> Exercise instructions
Omit every picture while repeating the entries exactly.

> Data shown
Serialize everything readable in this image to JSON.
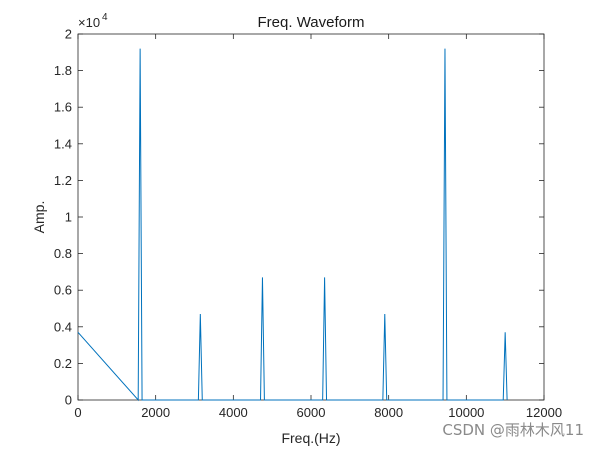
{
  "chart_data": {
    "type": "line",
    "title": "Freq. Waveform",
    "xlabel": "Freq.(Hz)",
    "ylabel": "Amp.",
    "xlim": [
      0,
      12000
    ],
    "ylim": [
      0,
      20000
    ],
    "y_exponent_label": "×10",
    "y_exponent_power": "4",
    "xticks": [
      0,
      2000,
      4000,
      6000,
      8000,
      10000,
      12000
    ],
    "xtick_labels": [
      "0",
      "2000",
      "4000",
      "6000",
      "8000",
      "10000",
      "12000"
    ],
    "yticks": [
      0,
      2000,
      4000,
      6000,
      8000,
      10000,
      12000,
      14000,
      16000,
      18000,
      20000
    ],
    "ytick_labels": [
      "0",
      "0.2",
      "0.4",
      "0.6",
      "0.8",
      "1",
      "1.2",
      "1.4",
      "1.6",
      "1.8",
      "2"
    ],
    "grid": false,
    "line_color": "#0072BD",
    "series": [
      {
        "x": [
          0,
          1550,
          1600,
          1650,
          3100,
          3150,
          3200,
          4700,
          4750,
          4800,
          6300,
          6350,
          6400,
          7850,
          7900,
          7950,
          9400,
          9450,
          9500,
          10950,
          11000,
          11050
        ],
        "values": [
          3700,
          0,
          19200,
          0,
          0,
          4700,
          0,
          0,
          6700,
          0,
          0,
          6700,
          0,
          0,
          4700,
          0,
          0,
          19200,
          0,
          0,
          3700,
          0
        ]
      }
    ]
  },
  "watermark": "CSDN @雨林木风11"
}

> Solution
Serialize everything readable in this image to JSON.
{
  "chart_data": {
    "type": "line",
    "title": "Freq. Waveform",
    "xlabel": "Freq.(Hz)",
    "ylabel": "Amp.",
    "xlim": [
      0,
      12000
    ],
    "ylim": [
      0,
      20000
    ],
    "y_exponent_label": "×10",
    "y_exponent_power": "4",
    "xticks": [
      0,
      2000,
      4000,
      6000,
      8000,
      10000,
      12000
    ],
    "xtick_labels": [
      "0",
      "2000",
      "4000",
      "6000",
      "8000",
      "10000",
      "12000"
    ],
    "yticks": [
      0,
      2000,
      4000,
      6000,
      8000,
      10000,
      12000,
      14000,
      16000,
      18000,
      20000
    ],
    "ytick_labels": [
      "0",
      "0.2",
      "0.4",
      "0.6",
      "0.8",
      "1",
      "1.2",
      "1.4",
      "1.6",
      "1.8",
      "2"
    ],
    "grid": false,
    "line_color": "#0072BD",
    "series": [
      {
        "x": [
          0,
          1550,
          1600,
          1650,
          3100,
          3150,
          3200,
          4700,
          4750,
          4800,
          6300,
          6350,
          6400,
          7850,
          7900,
          7950,
          9400,
          9450,
          9500,
          10950,
          11000,
          11050
        ],
        "values": [
          3700,
          0,
          19200,
          0,
          0,
          4700,
          0,
          0,
          6700,
          0,
          0,
          6700,
          0,
          0,
          4700,
          0,
          0,
          19200,
          0,
          0,
          3700,
          0
        ]
      }
    ]
  },
  "watermark": "CSDN @雨林木风11"
}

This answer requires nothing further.